[Structured figure records]
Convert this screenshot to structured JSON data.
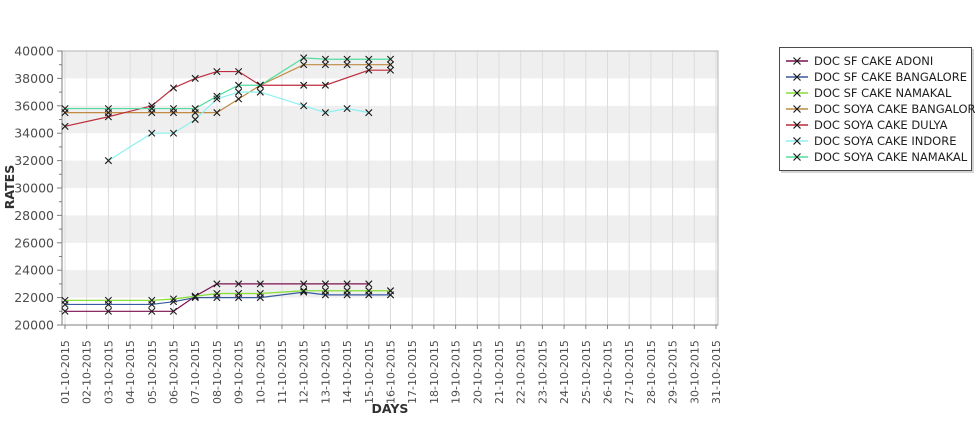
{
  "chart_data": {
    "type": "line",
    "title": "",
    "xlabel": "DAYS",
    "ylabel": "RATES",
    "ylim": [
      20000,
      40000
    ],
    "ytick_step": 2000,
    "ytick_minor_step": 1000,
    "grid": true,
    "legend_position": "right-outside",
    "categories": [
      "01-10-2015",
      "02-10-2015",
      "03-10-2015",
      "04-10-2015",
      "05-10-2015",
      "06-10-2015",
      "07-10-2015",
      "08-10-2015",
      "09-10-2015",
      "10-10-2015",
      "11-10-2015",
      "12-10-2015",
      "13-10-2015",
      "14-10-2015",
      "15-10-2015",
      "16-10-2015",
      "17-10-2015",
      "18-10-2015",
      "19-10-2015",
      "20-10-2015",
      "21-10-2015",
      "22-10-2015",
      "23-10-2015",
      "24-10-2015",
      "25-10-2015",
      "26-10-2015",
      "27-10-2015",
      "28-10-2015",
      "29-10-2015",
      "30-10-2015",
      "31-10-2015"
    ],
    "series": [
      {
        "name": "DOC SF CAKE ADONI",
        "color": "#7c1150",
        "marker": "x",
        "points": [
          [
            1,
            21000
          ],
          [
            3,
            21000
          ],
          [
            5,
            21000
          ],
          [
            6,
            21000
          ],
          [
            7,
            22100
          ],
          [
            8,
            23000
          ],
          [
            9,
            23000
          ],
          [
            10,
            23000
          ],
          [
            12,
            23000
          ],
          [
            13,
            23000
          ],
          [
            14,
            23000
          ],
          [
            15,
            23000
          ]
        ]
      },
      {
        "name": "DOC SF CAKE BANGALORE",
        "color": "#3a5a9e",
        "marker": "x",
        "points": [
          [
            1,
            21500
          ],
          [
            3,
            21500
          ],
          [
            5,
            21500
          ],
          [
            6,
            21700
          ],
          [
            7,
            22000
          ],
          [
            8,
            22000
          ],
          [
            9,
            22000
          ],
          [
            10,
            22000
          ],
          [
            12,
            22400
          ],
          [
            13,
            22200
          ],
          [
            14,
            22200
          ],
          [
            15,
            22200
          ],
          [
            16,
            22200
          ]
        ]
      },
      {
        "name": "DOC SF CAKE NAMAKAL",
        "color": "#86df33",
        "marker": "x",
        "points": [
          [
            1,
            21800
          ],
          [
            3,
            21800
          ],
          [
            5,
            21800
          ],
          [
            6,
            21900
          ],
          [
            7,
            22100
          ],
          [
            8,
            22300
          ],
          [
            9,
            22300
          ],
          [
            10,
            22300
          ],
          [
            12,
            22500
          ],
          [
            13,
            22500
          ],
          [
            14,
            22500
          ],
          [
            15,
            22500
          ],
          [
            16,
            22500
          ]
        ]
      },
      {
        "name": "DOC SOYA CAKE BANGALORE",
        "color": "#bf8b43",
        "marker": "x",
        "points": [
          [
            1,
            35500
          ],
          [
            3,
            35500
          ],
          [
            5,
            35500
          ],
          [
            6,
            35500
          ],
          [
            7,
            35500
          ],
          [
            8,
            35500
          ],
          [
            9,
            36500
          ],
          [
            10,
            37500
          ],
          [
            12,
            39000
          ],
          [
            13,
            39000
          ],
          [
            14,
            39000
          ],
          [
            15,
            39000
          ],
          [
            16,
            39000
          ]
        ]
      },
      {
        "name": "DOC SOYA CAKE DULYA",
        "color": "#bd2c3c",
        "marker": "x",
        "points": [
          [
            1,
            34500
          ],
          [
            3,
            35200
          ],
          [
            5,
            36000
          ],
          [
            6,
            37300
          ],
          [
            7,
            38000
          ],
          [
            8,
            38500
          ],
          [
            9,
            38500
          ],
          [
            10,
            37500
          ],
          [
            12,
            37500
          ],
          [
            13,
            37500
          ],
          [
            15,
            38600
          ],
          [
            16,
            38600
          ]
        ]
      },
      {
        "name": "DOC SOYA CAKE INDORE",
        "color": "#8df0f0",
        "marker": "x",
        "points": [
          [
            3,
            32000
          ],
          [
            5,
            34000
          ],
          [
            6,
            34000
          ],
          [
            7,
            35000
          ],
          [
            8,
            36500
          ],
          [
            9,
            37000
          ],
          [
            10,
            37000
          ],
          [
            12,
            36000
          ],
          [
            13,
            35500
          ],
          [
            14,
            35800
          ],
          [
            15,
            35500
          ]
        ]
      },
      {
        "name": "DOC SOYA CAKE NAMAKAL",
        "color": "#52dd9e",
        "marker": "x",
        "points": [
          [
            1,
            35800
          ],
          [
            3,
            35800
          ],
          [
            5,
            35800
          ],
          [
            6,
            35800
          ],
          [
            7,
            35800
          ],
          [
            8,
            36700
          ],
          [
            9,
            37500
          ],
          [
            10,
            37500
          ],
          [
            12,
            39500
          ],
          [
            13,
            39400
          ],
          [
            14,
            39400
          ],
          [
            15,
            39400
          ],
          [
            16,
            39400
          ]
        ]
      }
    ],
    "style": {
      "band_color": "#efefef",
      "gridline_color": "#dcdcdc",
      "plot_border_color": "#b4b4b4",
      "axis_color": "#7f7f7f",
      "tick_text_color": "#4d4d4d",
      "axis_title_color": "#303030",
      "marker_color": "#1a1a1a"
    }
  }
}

» Instructions to follow
Go through the material above and print all of it exactly, except the pictures.

» Solution
Convert this screenshot to structured JSON data.
{
  "chart_data": {
    "type": "line",
    "title": "",
    "xlabel": "DAYS",
    "ylabel": "RATES",
    "ylim": [
      20000,
      40000
    ],
    "ytick_step": 2000,
    "ytick_minor_step": 1000,
    "grid": true,
    "legend_position": "right-outside",
    "categories": [
      "01-10-2015",
      "02-10-2015",
      "03-10-2015",
      "04-10-2015",
      "05-10-2015",
      "06-10-2015",
      "07-10-2015",
      "08-10-2015",
      "09-10-2015",
      "10-10-2015",
      "11-10-2015",
      "12-10-2015",
      "13-10-2015",
      "14-10-2015",
      "15-10-2015",
      "16-10-2015",
      "17-10-2015",
      "18-10-2015",
      "19-10-2015",
      "20-10-2015",
      "21-10-2015",
      "22-10-2015",
      "23-10-2015",
      "24-10-2015",
      "25-10-2015",
      "26-10-2015",
      "27-10-2015",
      "28-10-2015",
      "29-10-2015",
      "30-10-2015",
      "31-10-2015"
    ],
    "series": [
      {
        "name": "DOC SF CAKE ADONI",
        "color": "#7c1150",
        "marker": "x",
        "points": [
          [
            1,
            21000
          ],
          [
            3,
            21000
          ],
          [
            5,
            21000
          ],
          [
            6,
            21000
          ],
          [
            7,
            22100
          ],
          [
            8,
            23000
          ],
          [
            9,
            23000
          ],
          [
            10,
            23000
          ],
          [
            12,
            23000
          ],
          [
            13,
            23000
          ],
          [
            14,
            23000
          ],
          [
            15,
            23000
          ]
        ]
      },
      {
        "name": "DOC SF CAKE BANGALORE",
        "color": "#3a5a9e",
        "marker": "x",
        "points": [
          [
            1,
            21500
          ],
          [
            3,
            21500
          ],
          [
            5,
            21500
          ],
          [
            6,
            21700
          ],
          [
            7,
            22000
          ],
          [
            8,
            22000
          ],
          [
            9,
            22000
          ],
          [
            10,
            22000
          ],
          [
            12,
            22400
          ],
          [
            13,
            22200
          ],
          [
            14,
            22200
          ],
          [
            15,
            22200
          ],
          [
            16,
            22200
          ]
        ]
      },
      {
        "name": "DOC SF CAKE NAMAKAL",
        "color": "#86df33",
        "marker": "x",
        "points": [
          [
            1,
            21800
          ],
          [
            3,
            21800
          ],
          [
            5,
            21800
          ],
          [
            6,
            21900
          ],
          [
            7,
            22100
          ],
          [
            8,
            22300
          ],
          [
            9,
            22300
          ],
          [
            10,
            22300
          ],
          [
            12,
            22500
          ],
          [
            13,
            22500
          ],
          [
            14,
            22500
          ],
          [
            15,
            22500
          ],
          [
            16,
            22500
          ]
        ]
      },
      {
        "name": "DOC SOYA CAKE BANGALORE",
        "color": "#bf8b43",
        "marker": "x",
        "points": [
          [
            1,
            35500
          ],
          [
            3,
            35500
          ],
          [
            5,
            35500
          ],
          [
            6,
            35500
          ],
          [
            7,
            35500
          ],
          [
            8,
            35500
          ],
          [
            9,
            36500
          ],
          [
            10,
            37500
          ],
          [
            12,
            39000
          ],
          [
            13,
            39000
          ],
          [
            14,
            39000
          ],
          [
            15,
            39000
          ],
          [
            16,
            39000
          ]
        ]
      },
      {
        "name": "DOC SOYA CAKE DULYA",
        "color": "#bd2c3c",
        "marker": "x",
        "points": [
          [
            1,
            34500
          ],
          [
            3,
            35200
          ],
          [
            5,
            36000
          ],
          [
            6,
            37300
          ],
          [
            7,
            38000
          ],
          [
            8,
            38500
          ],
          [
            9,
            38500
          ],
          [
            10,
            37500
          ],
          [
            12,
            37500
          ],
          [
            13,
            37500
          ],
          [
            15,
            38600
          ],
          [
            16,
            38600
          ]
        ]
      },
      {
        "name": "DOC SOYA CAKE INDORE",
        "color": "#8df0f0",
        "marker": "x",
        "points": [
          [
            3,
            32000
          ],
          [
            5,
            34000
          ],
          [
            6,
            34000
          ],
          [
            7,
            35000
          ],
          [
            8,
            36500
          ],
          [
            9,
            37000
          ],
          [
            10,
            37000
          ],
          [
            12,
            36000
          ],
          [
            13,
            35500
          ],
          [
            14,
            35800
          ],
          [
            15,
            35500
          ]
        ]
      },
      {
        "name": "DOC SOYA CAKE NAMAKAL",
        "color": "#52dd9e",
        "marker": "x",
        "points": [
          [
            1,
            35800
          ],
          [
            3,
            35800
          ],
          [
            5,
            35800
          ],
          [
            6,
            35800
          ],
          [
            7,
            35800
          ],
          [
            8,
            36700
          ],
          [
            9,
            37500
          ],
          [
            10,
            37500
          ],
          [
            12,
            39500
          ],
          [
            13,
            39400
          ],
          [
            14,
            39400
          ],
          [
            15,
            39400
          ],
          [
            16,
            39400
          ]
        ]
      }
    ],
    "style": {
      "band_color": "#efefef",
      "gridline_color": "#dcdcdc",
      "plot_border_color": "#b4b4b4",
      "axis_color": "#7f7f7f",
      "tick_text_color": "#4d4d4d",
      "axis_title_color": "#303030",
      "marker_color": "#1a1a1a"
    }
  }
}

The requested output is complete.